*ЗАДАНИЯ К ВЫПОЛНЕНИЮ:*
1) О какой постановке Мейерхольда, согласно фрагменту текста о чтении архива Рудницкого, идет полемика с ним в «Заметках о символизме»?
2) Продолжите фрагмент текста о чтении архива Рудницкого и статье Т. Бачелис, начав сразу после его последнего предложения.

*ФРАГМЕНТ ТЕКСТА:*
Читаем Как я стала киноведом полностью

Перечитывая архив (кстати, в отличие от «богемного» Татьяниного, тот, оказывается, содержался в идеальном порядке), она еще раз проходила их общими тропами и продолжала многолетний, порою конфликтный, диалог. На цитирование или прямую полемику с Рудницким будет выходить редко — например, по поводу мейерхольдовской «Смерти Тентажиля» в «Заметках о символизме». Но исподволь в этом позднем чтении назревала «вторая редакция» некоторых старых проблем, рождались дополнения, приложения, поправки, замыслы.

Так, данью памяти К. Рудницкого-мейерхольдоведа или даже неким постскриптумом к его сочинениям читается сегодня статья Т. Бачелис «Линии модерна и „Пизанелла“ Мейерхольда»[51].

(Сохранённые записи)
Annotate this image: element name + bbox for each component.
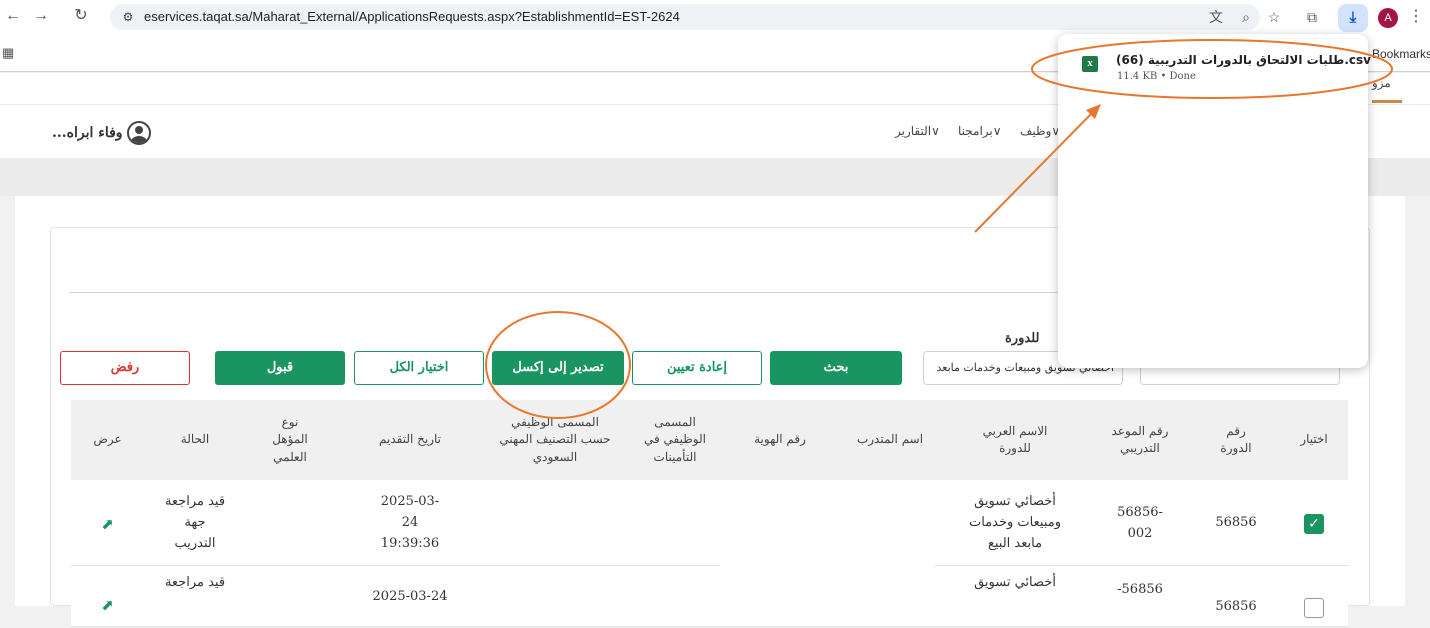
- cell-apply-date: 2025-03-24 19:39:36: [380, 494, 440, 551]
- user-avatar-icon: [126, 121, 151, 145]
- address-bar[interactable]: ⚙ eservices.taqat.sa/Maharat_External/Ap…: [110, 4, 1260, 30]
- nav-programs[interactable]: برامجنا∨: [958, 124, 1002, 138]
- external-link-icon[interactable]: ⬈: [101, 512, 114, 536]
- export-excel-button[interactable]: تصدير إلى إكسل: [492, 351, 624, 385]
- nav-jobs[interactable]: وظيف∨: [1020, 124, 1060, 138]
- cell-apply-date: 2025-03-24: [372, 588, 448, 604]
- th-course-no: رقم الدورة: [1220, 423, 1252, 455]
- download-file-name[interactable]: طلبات الالتحاق بالدورات التدريبية (66).c…: [1116, 53, 1371, 67]
- th-select: اختيار: [1300, 432, 1328, 447]
- cell-session-no: 56856-: [1117, 581, 1163, 597]
- th-apply-date: تاريخ التقديم: [379, 432, 441, 447]
- url-text[interactable]: eservices.taqat.sa/Maharat_External/Appl…: [144, 9, 680, 24]
- extensions-icon[interactable]: ⧉: [1301, 6, 1323, 28]
- nav-jobs-label: وظيف: [1020, 124, 1052, 138]
- th-trainee-name: اسم المتدرب: [856, 432, 924, 447]
- bookmarks-link[interactable]: Bookmarks: [1372, 47, 1430, 61]
- translate-icon[interactable]: 文: [1205, 6, 1227, 28]
- view-button[interactable]: ⬈: [75, 481, 140, 566]
- reject-button[interactable]: رفض: [60, 351, 190, 385]
- accept-button[interactable]: قبول: [215, 351, 345, 385]
- nav-reports[interactable]: التقارير∨: [895, 124, 940, 138]
- apps-grid-icon[interactable]: ▦: [2, 44, 20, 62]
- view-button[interactable]: ⬈: [75, 590, 140, 620]
- th-session-no: رقم الموعد التدريبي: [1111, 423, 1169, 455]
- star-icon[interactable]: ☆: [1263, 6, 1285, 28]
- th-gosi-title: المسمى الوظيفي في التأمينات: [644, 414, 706, 464]
- download-file-meta: 11.4 KB • Done: [1117, 71, 1196, 82]
- row-checkbox[interactable]: [1280, 588, 1348, 628]
- cell-session-no: 56856-002: [1117, 504, 1163, 541]
- row-checkbox[interactable]: ✓: [1280, 481, 1348, 566]
- redacted-area: [720, 480, 935, 606]
- th-course-ar-name: الاسم العربي للدورة: [982, 423, 1048, 455]
- user-name: وفاء ابراه...: [52, 125, 123, 141]
- site-info-icon[interactable]: ⚙: [118, 8, 138, 26]
- nav-fragment-text: مزو: [1372, 76, 1391, 90]
- forward-icon[interactable]: →: [30, 5, 52, 27]
- th-id-no: رقم الهوية: [754, 432, 806, 447]
- th-qualification: نوع المؤهل العلمي: [272, 414, 308, 464]
- th-status: الحالة: [180, 432, 210, 447]
- search-button[interactable]: بحث: [770, 351, 902, 385]
- cell-course-ar-name: أخصائي تسويق ومبيعات وخدمات مابعد البيع: [969, 494, 1061, 551]
- course-filter-label: للدورة: [1005, 331, 1040, 346]
- th-view: عرض: [93, 432, 122, 447]
- cell-status: قيد مراجعة جهة التدريب: [164, 494, 226, 551]
- nav-reports-label: التقارير: [895, 124, 932, 138]
- checkbox-unchecked-icon[interactable]: [1304, 598, 1324, 618]
- downloads-popup: [1058, 34, 1368, 368]
- user-menu[interactable]: وفاء ابراه...: [52, 120, 151, 146]
- cell-course-no: 56856: [1215, 598, 1257, 614]
- reset-button[interactable]: إعادة تعيين: [632, 351, 762, 385]
- menu-kebab-icon[interactable]: ⋮: [1408, 6, 1424, 28]
- reload-icon[interactable]: ↻: [70, 5, 92, 27]
- profile-avatar[interactable]: A: [1378, 8, 1398, 28]
- th-saudi-title: المسمى الوظيفي حسب التصنيف المهني السعود…: [499, 414, 611, 464]
- checkbox-checked-icon[interactable]: ✓: [1304, 513, 1324, 534]
- nav-active-underline: [1372, 100, 1402, 103]
- nav-programs-label: برامجنا: [958, 124, 993, 138]
- zoom-icon[interactable]: ⌕: [1235, 6, 1257, 28]
- select-all-button[interactable]: اختيار الكل: [354, 351, 484, 385]
- download-icon[interactable]: ⤓: [1338, 4, 1368, 32]
- excel-file-icon: x: [1082, 56, 1098, 72]
- back-icon[interactable]: ←: [2, 5, 24, 27]
- cell-status: قيد مراجعة: [164, 574, 226, 590]
- cell-course-no: 56856: [1215, 515, 1257, 531]
- cell-course-ar-name: أخصائي تسويق: [974, 574, 1056, 590]
- external-link-icon[interactable]: ⬈: [101, 593, 114, 617]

*ИТОГОВЫЕ ОТВЕТЫ:*
1) О «Смерти Тентажиля».

2)
О пьесе Габриеле д’Аннунцио, поставленной в парижском театре Шатле (1913), Рудницкий никогда не писал, ограничивался упоминаниями — спектакль, наверное, казался «гастрольным» эпизодом в пути Мастера, легко вычеркивался из театрографии 1910-х.

Бачелис включила «Пизанеллу» в закономерный черед мейерхольдовских свершений между «Сестрой Беатрисой» и «Маскарадом». С присущим ей умением «живого» рецензентского описания восстановила уникальное зрелище, где соединились декоративная мощь режиссерских форм, причуды сценографии Бакста, поразительное и ошеломляющее богатство постановки, обеспеченное «заказчицей» спектакля — миллионершей и исполнительницей заглавной роли Идой Рубинштейн.

Словно бы поднимая один за другим пять драгоценных рукотворных занавесов «Пизанеллы» — золото-черный, небесно-голубой, синий, затканный серебром, расшитый совами зеленый, — Бачелис приглашала воочию увидеть и средневековый морской город с галерами и кораблями у берега, и целый «социум XIII века» в многоликой и волнообразной сценической толпе вельмож, рыцарей, францисканских монахов, нищих — свидетелей судьбы портовой девицы из Пизы, возлюбленной короля, монахини, удушенной запахом нубийских роз.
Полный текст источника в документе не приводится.